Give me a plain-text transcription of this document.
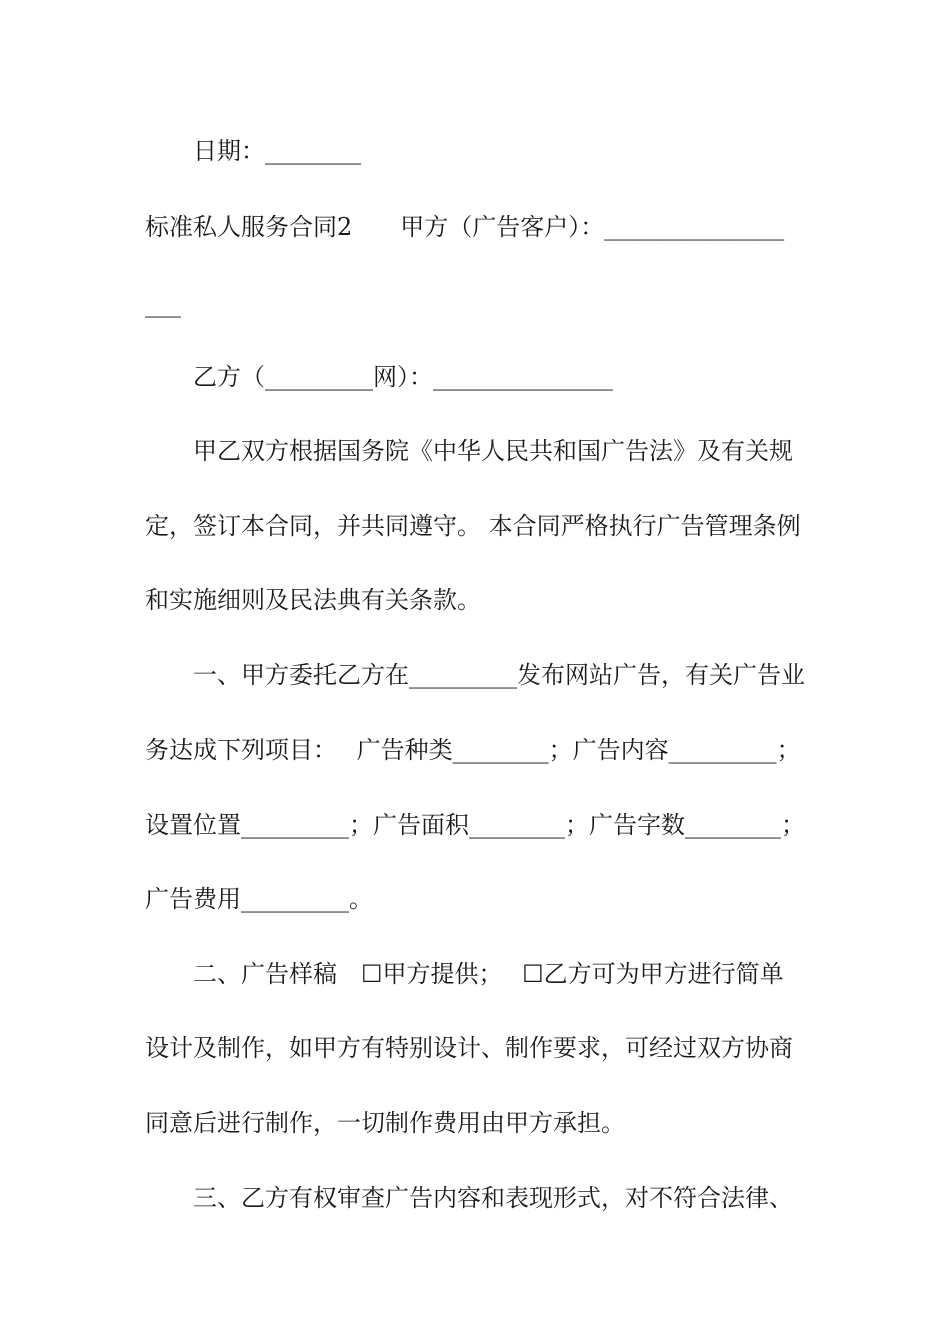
　　日期：________

标准私人服务合同2　　甲方（广告客户）：_______________

___

　　乙方（_________网）：_______________

　　甲乙双方根据国务院《中华人民共和国广告法》及有关规

定，签订本合同，并共同遵守。 本合同严格执行广告管理条例

和实施细则及民法典有关条款。

　　一、甲方委托乙方在_________发布网站广告，有关广告业

务达成下列项目：　 广告种类________；广告内容_________；

设置位置_________；广告面积________；广告字数________；

广告费用_________。

　　二、广告样稿　☐甲方提供；　 ☐乙方可为甲方进行简单

设计及制作，如甲方有特别设计、制作要求，可经过双方协商

同意后进行制作，一切制作费用由甲方承担。

　　三、乙方有权审查广告内容和表现形式，对不符合法律、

★ ★ ★ ★ ★

▸ **OBJECTIVE**: All entries must be written out again exactly as given, with no pictures in the copy.

▸ **OUTPUT**:
Give me a plain-text transcription of this document.
　　日期：________

标准私人服务合同2　　甲方（广告客户）：_______________

___

　　乙方（_________网）：_______________

　　甲乙双方根据国务院《中华人民共和国广告法》及有关规

定，签订本合同，并共同遵守。 本合同严格执行广告管理条例

和实施细则及民法典有关条款。

　　一、甲方委托乙方在_________发布网站广告，有关广告业

务达成下列项目：　 广告种类________；广告内容_________；

设置位置_________；广告面积________；广告字数________；

广告费用_________。

　　二、广告样稿　☐甲方提供；　 ☐乙方可为甲方进行简单

设计及制作，如甲方有特别设计、制作要求，可经过双方协商

同意后进行制作，一切制作费用由甲方承担。

　　三、乙方有权审查广告内容和表现形式，对不符合法律、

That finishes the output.